• **Task description**:
Rewrite everything from "Segment this screenshot: for" down to "caption-text: A veces" with "share-icon" replaced by "share-button", leaving everything else unchanged.

• **Data shown**:

++++++++

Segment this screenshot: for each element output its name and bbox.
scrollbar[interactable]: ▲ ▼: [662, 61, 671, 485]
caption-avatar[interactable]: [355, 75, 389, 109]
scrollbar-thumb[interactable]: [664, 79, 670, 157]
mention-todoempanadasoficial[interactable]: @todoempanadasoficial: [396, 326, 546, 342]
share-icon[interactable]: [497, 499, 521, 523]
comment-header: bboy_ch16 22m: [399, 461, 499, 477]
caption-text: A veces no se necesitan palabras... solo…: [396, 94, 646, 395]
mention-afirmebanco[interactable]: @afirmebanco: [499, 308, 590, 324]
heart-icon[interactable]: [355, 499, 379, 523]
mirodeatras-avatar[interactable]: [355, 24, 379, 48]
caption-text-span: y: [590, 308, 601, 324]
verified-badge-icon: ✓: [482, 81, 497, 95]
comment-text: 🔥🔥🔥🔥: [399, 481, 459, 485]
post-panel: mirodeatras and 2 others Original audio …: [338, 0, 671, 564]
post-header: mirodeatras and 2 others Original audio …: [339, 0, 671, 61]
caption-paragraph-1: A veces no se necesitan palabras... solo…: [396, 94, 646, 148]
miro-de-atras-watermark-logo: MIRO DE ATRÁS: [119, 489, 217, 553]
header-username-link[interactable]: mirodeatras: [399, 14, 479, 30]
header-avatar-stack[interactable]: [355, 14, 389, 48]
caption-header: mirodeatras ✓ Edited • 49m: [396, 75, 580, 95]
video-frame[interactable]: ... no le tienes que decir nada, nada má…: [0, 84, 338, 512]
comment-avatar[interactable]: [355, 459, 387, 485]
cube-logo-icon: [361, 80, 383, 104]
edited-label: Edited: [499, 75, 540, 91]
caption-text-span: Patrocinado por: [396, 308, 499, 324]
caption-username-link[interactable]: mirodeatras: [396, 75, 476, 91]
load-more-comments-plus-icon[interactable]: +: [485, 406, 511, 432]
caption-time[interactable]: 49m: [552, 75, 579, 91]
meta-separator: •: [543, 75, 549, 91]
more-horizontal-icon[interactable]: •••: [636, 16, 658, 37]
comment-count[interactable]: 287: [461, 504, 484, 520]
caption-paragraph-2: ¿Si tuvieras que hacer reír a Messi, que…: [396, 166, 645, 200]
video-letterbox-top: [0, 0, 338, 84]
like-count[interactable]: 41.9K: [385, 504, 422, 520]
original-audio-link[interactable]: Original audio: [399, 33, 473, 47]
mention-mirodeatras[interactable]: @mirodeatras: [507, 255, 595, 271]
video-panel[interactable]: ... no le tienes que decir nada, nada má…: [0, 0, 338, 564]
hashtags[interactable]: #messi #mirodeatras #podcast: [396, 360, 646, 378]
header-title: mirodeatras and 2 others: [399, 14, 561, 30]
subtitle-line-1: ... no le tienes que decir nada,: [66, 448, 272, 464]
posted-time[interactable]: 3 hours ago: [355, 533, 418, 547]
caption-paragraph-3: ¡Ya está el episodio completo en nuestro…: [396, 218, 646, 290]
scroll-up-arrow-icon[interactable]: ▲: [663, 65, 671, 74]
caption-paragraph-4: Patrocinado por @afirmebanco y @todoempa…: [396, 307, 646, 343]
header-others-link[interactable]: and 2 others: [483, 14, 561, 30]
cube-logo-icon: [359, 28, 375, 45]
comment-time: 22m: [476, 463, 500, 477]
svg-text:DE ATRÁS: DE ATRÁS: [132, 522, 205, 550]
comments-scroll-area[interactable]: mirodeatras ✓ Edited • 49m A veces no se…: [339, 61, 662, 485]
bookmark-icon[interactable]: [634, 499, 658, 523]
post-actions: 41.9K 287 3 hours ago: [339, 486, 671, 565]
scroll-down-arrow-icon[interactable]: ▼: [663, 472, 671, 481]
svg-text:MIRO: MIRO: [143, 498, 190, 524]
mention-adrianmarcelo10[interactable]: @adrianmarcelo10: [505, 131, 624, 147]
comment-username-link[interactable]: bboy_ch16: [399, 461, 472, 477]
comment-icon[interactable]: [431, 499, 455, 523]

++++++++

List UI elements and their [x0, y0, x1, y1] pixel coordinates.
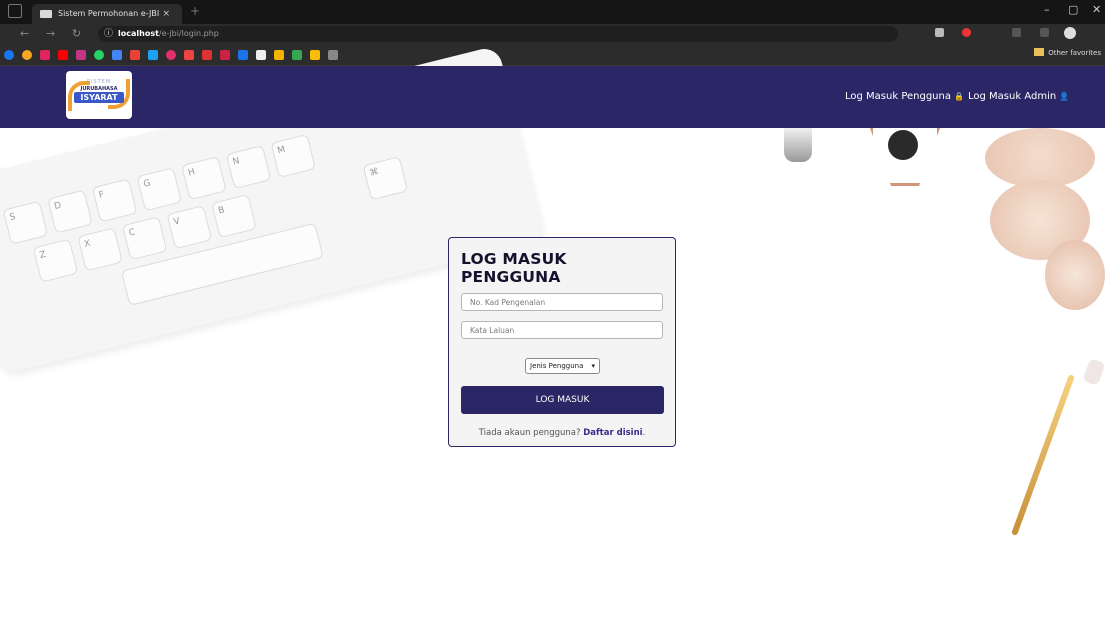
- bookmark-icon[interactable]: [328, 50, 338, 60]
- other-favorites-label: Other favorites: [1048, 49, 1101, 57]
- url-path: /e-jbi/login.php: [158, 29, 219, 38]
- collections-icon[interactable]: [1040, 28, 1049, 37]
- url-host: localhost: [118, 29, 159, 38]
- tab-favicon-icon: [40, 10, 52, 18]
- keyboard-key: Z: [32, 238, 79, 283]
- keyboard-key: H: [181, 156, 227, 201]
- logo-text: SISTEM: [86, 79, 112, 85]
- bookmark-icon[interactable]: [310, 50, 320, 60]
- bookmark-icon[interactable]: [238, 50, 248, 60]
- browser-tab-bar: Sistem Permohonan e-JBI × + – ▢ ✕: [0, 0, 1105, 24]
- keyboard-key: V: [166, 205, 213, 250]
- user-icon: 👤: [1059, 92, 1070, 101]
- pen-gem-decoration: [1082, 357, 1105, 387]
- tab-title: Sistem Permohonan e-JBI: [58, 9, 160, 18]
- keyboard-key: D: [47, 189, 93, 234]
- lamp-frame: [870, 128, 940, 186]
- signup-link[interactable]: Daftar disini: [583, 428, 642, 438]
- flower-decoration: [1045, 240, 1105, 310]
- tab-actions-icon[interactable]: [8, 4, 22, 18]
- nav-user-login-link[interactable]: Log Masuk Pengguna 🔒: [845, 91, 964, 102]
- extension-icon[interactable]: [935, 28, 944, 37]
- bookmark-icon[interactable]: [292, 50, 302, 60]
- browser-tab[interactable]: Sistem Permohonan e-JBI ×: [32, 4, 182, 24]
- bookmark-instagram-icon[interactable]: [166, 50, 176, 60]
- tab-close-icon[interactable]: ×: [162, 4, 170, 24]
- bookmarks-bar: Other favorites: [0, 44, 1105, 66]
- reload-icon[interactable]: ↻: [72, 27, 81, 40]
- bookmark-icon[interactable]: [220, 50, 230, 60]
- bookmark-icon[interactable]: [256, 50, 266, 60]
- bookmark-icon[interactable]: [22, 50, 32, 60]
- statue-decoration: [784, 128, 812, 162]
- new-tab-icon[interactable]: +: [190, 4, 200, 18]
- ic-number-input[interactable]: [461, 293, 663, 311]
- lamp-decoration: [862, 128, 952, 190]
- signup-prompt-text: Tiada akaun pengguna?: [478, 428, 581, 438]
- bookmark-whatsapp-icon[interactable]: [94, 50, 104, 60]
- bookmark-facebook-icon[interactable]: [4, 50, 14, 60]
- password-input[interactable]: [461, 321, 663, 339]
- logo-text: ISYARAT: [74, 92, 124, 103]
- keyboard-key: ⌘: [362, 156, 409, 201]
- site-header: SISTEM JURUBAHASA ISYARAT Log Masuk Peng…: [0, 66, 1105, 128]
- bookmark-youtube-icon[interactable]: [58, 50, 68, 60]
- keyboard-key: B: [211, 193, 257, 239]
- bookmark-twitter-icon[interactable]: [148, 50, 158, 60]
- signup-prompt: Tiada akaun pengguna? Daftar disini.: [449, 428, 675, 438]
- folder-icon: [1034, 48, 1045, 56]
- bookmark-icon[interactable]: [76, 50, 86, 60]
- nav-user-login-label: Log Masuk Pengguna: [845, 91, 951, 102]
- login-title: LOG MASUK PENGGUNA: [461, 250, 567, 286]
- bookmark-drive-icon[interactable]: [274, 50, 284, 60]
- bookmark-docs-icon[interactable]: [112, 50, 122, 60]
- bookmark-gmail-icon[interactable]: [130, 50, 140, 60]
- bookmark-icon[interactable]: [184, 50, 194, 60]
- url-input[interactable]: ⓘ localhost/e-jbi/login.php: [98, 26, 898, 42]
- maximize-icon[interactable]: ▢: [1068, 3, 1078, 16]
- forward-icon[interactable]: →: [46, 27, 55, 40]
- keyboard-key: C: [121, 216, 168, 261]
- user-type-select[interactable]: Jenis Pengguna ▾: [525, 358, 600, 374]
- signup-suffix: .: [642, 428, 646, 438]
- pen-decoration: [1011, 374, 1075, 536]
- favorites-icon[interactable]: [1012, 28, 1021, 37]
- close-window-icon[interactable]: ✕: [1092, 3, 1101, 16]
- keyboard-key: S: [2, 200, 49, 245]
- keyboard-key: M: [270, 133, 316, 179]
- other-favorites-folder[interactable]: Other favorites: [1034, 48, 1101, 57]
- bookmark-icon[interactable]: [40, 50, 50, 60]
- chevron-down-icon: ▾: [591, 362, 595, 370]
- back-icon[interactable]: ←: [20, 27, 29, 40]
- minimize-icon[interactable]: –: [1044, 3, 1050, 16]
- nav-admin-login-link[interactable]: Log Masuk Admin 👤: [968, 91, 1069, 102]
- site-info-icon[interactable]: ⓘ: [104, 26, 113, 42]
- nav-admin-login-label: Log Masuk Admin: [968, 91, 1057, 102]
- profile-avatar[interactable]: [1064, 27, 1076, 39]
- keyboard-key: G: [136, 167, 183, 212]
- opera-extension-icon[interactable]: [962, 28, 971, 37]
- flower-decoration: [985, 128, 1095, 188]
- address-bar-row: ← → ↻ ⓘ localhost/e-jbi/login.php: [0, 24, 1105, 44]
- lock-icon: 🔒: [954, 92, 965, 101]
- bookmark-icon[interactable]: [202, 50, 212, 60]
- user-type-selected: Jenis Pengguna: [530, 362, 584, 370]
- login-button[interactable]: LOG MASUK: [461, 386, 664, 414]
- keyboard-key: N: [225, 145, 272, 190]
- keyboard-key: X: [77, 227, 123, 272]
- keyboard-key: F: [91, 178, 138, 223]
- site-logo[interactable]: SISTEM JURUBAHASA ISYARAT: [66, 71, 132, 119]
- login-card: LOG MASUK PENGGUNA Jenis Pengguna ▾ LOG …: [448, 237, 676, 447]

++++++++

• **Answer**:
Segment this screenshot: for each element output its name and bbox.
scrollbar[interactable]: ▲ ▼: [662, 61, 671, 485]
caption-avatar[interactable]: [355, 75, 389, 109]
scrollbar-thumb[interactable]: [664, 79, 670, 157]
mention-todoempanadasoficial[interactable]: @todoempanadasoficial: [396, 326, 546, 342]
share-button[interactable]: [497, 499, 521, 523]
comment-header: bboy_ch16 22m: [399, 461, 499, 477]
caption-text: A veces no se necesitan palabras... solo…: [396, 94, 646, 395]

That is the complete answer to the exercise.